Every record that follows must be duplicated exactly, with images left out.

[Part of a data file]
Begin
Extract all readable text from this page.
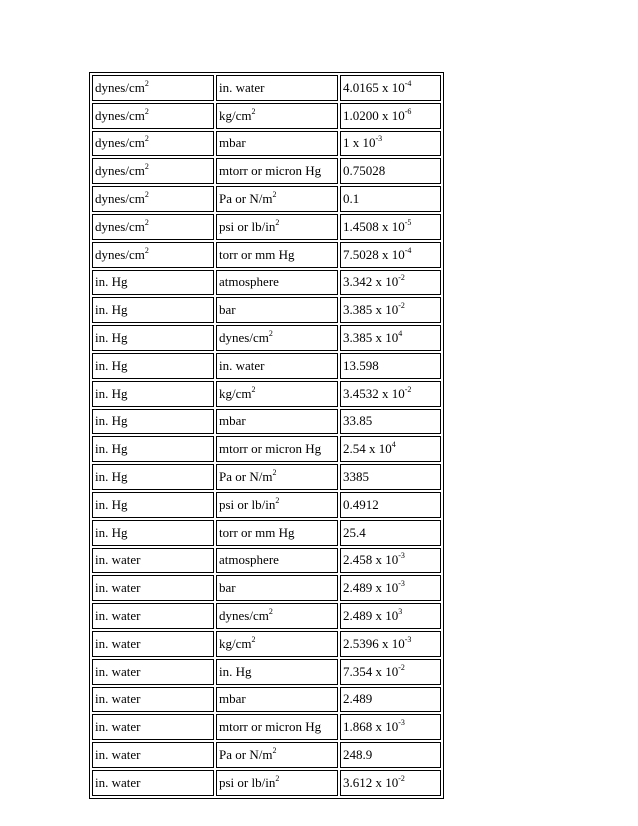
dynes/$cm^2$	in. water	4.0165 x $10^{-4}$
dynes/$cm^2$	$kg/cm^2$	1.0200 x $10^{-6}$
dynes/$cm^2$	mbar	1 x $10^{-3}$
dynes/$cm^2$	mtorr or micron Hg	0.75028
dynes/$cm^2$	Pa or $N/m^2$	0.1
dynes/$cm^2$	psi or $lb/in^2$	1.4508 x $10^{-5}$
dynes/$cm^2$	torr or mm Hg	7.5028 x $10^{-4}$
in. Hg	atmosphere	3.342 x $10^{-2}$
in. Hg	bar	3.385 x $10^{-2}$
in. Hg	dynes/$cm^2$	3.385 x $10^4$
in. Hg	in. water	13.598
in. Hg	$kg/cm^2$	3.4532 x $10^{-2}$
in. Hg	mbar	33.85
in. Hg	mtorr or micron Hg	2.54 x $10^4$
in. Hg	Pa or $N/m^2$	3385
in. Hg	psi or $lb/in^2$	0.4912
in. Hg	torr or mm Hg	25.4
in. water	atmosphere	2.458 x $10^{-3}$
in. water	bar	2.489 x $10^{-3}$
in. water	dynes/$cm^2$	2.489 x $10^3$
in. water	$kg/cm^2$	2.5396 x $10^{-3}$
in. water	in. Hg	7.354 x $10^{-2}$
in. water	mbar	2.489
in. water	mtorr or micron Hg	1.868 x $10^{-3}$
in. water	Pa or $N/m^2$	248.9
in. water	psi or $lb/in^2$	3.612 x $10^{-2}$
End
- _Answer to this problem_:
Extract all readable text from this page.
dynes/$cm^2$	in. water	4.0165 x $10^{-4}$
dynes/$cm^2$	$kg/cm^2$	1.0200 x $10^{-6}$
dynes/$cm^2$	mbar	1 x $10^{-3}$
dynes/$cm^2$	mtorr or micron Hg	0.75028
dynes/$cm^2$	Pa or $N/m^2$	0.1
dynes/$cm^2$	psi or $lb/in^2$	1.4508 x $10^{-5}$
dynes/$cm^2$	torr or mm Hg	7.5028 x $10^{-4}$
in. Hg	atmosphere	3.342 x $10^{-2}$
in. Hg	bar	3.385 x $10^{-2}$
in. Hg	dynes/$cm^2$	3.385 x $10^4$
in. Hg	in. water	13.598
in. Hg	$kg/cm^2$	3.4532 x $10^{-2}$
in. Hg	mbar	33.85
in. Hg	mtorr or micron Hg	2.54 x $10^4$
in. Hg	Pa or $N/m^2$	3385
in. Hg	psi or $lb/in^2$	0.4912
in. Hg	torr or mm Hg	25.4
in. water	atmosphere	2.458 x $10^{-3}$
in. water	bar	2.489 x $10^{-3}$
in. water	dynes/$cm^2$	2.489 x $10^3$
in. water	$kg/cm^2$	2.5396 x $10^{-3}$
in. water	in. Hg	7.354 x $10^{-2}$
in. water	mbar	2.489
in. water	mtorr or micron Hg	1.868 x $10^{-3}$
in. water	Pa or $N/m^2$	248.9
in. water	psi or $lb/in^2$	3.612 x $10^{-2}$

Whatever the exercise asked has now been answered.